• [Directions]: Below are records; work out how many of their lines contain "BITFINEX" and give only that number.

(Dataset entries on figures)
┌────────

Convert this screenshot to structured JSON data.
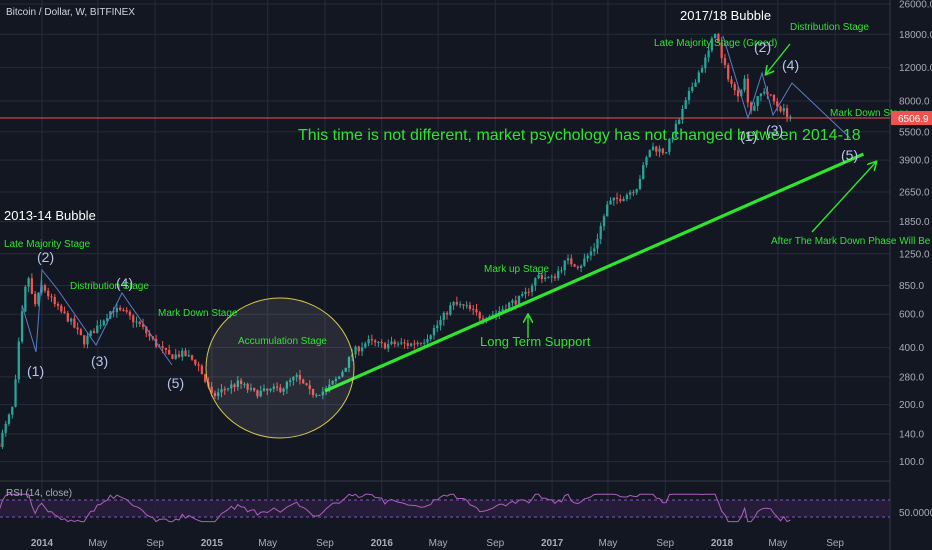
{
  "header": {
    "title": "Bitcoin / Dollar, W, BITFINEX"
  },
  "rsi_label": "RSI (14, close)",
  "chart_data": {
    "type": "candlestick",
    "title": "Bitcoin / Dollar, W, BITFINEX",
    "y_scale": "log",
    "ylim": [
      82,
      26000
    ],
    "y_ticks": [
      {
        "value": 26000,
        "label": "26000.0"
      },
      {
        "value": 18000,
        "label": "18000.0"
      },
      {
        "value": 12000,
        "label": "12000.0"
      },
      {
        "value": 8000,
        "label": "8000.0"
      },
      {
        "value": 5500,
        "label": "5500.0"
      },
      {
        "value": 3900,
        "label": "3900.0"
      },
      {
        "value": 2650,
        "label": "2650.0"
      },
      {
        "value": 1850,
        "label": "1850.0"
      },
      {
        "value": 1250,
        "label": "1250.0"
      },
      {
        "value": 850,
        "label": "850.0"
      },
      {
        "value": 600,
        "label": "600.0"
      },
      {
        "value": 400,
        "label": "400.0"
      },
      {
        "value": 280,
        "label": "280.0"
      },
      {
        "value": 200,
        "label": "200.0"
      },
      {
        "value": 140,
        "label": "140.0"
      },
      {
        "value": 100,
        "label": "100.0"
      }
    ],
    "x_ticks": [
      {
        "date": "2014-01",
        "label": "2014"
      },
      {
        "date": "2014-05",
        "label": "May"
      },
      {
        "date": "2014-09",
        "label": "Sep"
      },
      {
        "date": "2015-01",
        "label": "2015"
      },
      {
        "date": "2015-05",
        "label": "May"
      },
      {
        "date": "2015-09",
        "label": "Sep"
      },
      {
        "date": "2016-01",
        "label": "2016"
      },
      {
        "date": "2016-05",
        "label": "May"
      },
      {
        "date": "2016-09",
        "label": "Sep"
      },
      {
        "date": "2017-01",
        "label": "2017"
      },
      {
        "date": "2017-05",
        "label": "May"
      },
      {
        "date": "2017-09",
        "label": "Sep"
      },
      {
        "date": "2018-01",
        "label": "2018"
      },
      {
        "date": "2018-05",
        "label": "May"
      },
      {
        "date": "2018-09",
        "label": "Sep"
      }
    ],
    "last_price": {
      "value": 6506.9,
      "label": "6506.9",
      "color": "#ef5350"
    },
    "price_path": [
      [
        "2013-10",
        125
      ],
      [
        "2013-11",
        200
      ],
      [
        "2013-11-15",
        500
      ],
      [
        "2013-12",
        1000
      ],
      [
        "2013-12-15",
        650
      ],
      [
        "2014-01",
        850
      ],
      [
        "2014-02",
        650
      ],
      [
        "2014-03",
        560
      ],
      [
        "2014-04",
        430
      ],
      [
        "2014-05",
        520
      ],
      [
        "2014-06",
        640
      ],
      [
        "2014-07",
        600
      ],
      [
        "2014-08",
        520
      ],
      [
        "2014-09",
        420
      ],
      [
        "2014-10",
        360
      ],
      [
        "2014-11",
        370
      ],
      [
        "2014-12",
        330
      ],
      [
        "2015-01",
        220
      ],
      [
        "2015-02",
        245
      ],
      [
        "2015-03",
        260
      ],
      [
        "2015-04",
        230
      ],
      [
        "2015-05",
        235
      ],
      [
        "2015-06",
        245
      ],
      [
        "2015-07",
        280
      ],
      [
        "2015-08",
        230
      ],
      [
        "2015-09",
        236
      ],
      [
        "2015-10",
        280
      ],
      [
        "2015-11",
        380
      ],
      [
        "2015-12",
        430
      ],
      [
        "2016-01",
        410
      ],
      [
        "2016-02",
        420
      ],
      [
        "2016-03",
        415
      ],
      [
        "2016-04",
        440
      ],
      [
        "2016-05",
        530
      ],
      [
        "2016-06",
        680
      ],
      [
        "2016-07",
        650
      ],
      [
        "2016-08",
        580
      ],
      [
        "2016-09",
        605
      ],
      [
        "2016-10",
        680
      ],
      [
        "2016-11",
        740
      ],
      [
        "2016-12",
        960
      ],
      [
        "2017-01",
        920
      ],
      [
        "2017-02",
        1150
      ],
      [
        "2017-03",
        1080
      ],
      [
        "2017-04",
        1340
      ],
      [
        "2017-05",
        2300
      ],
      [
        "2017-06",
        2500
      ],
      [
        "2017-07",
        2800
      ],
      [
        "2017-08",
        4600
      ],
      [
        "2017-09",
        4300
      ],
      [
        "2017-10",
        6400
      ],
      [
        "2017-11",
        10000
      ],
      [
        "2017-12",
        14000
      ],
      [
        "2017-12-18",
        19000
      ],
      [
        "2018-01",
        13000
      ],
      [
        "2018-02",
        8500
      ],
      [
        "2018-02-20",
        10500
      ],
      [
        "2018-03",
        7000
      ],
      [
        "2018-04",
        9200
      ],
      [
        "2018-05",
        7500
      ],
      [
        "2018-06",
        6500
      ]
    ],
    "support_line": {
      "start": [
        "2015-09",
        236
      ],
      "end": [
        "2018-11",
        4200
      ]
    },
    "rsi": {
      "overbought": 70,
      "oversold": 30,
      "value_label": "50.0000"
    },
    "annotations": [
      {
        "text": "2013-14 Bubble"
      },
      {
        "text": "2017/18 Bubble"
      },
      {
        "text": "Late Majority Stage"
      },
      {
        "text": "Distribution Stage"
      },
      {
        "text": "Mark Down Stage"
      },
      {
        "text": "Accumulation Stage"
      },
      {
        "text": "Mark up Stage"
      },
      {
        "text": "Long Term Support"
      },
      {
        "text": "This time is not different, market psychology has not changed between 2014-18"
      },
      {
        "text": "Late Majority Stage (Greed)"
      },
      {
        "text": "Distribution Stage"
      },
      {
        "text": "Mark Down Stage"
      },
      {
        "text": "After The Mark Down Phase Will Be The Accumulation Stage, This Is When Smart Money Starts Buying"
      }
    ],
    "wave_labels": [
      "(1)",
      "(2)",
      "(3)",
      "(4)",
      "(5)"
    ]
  }
}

└────────

• [Problem solution]: 2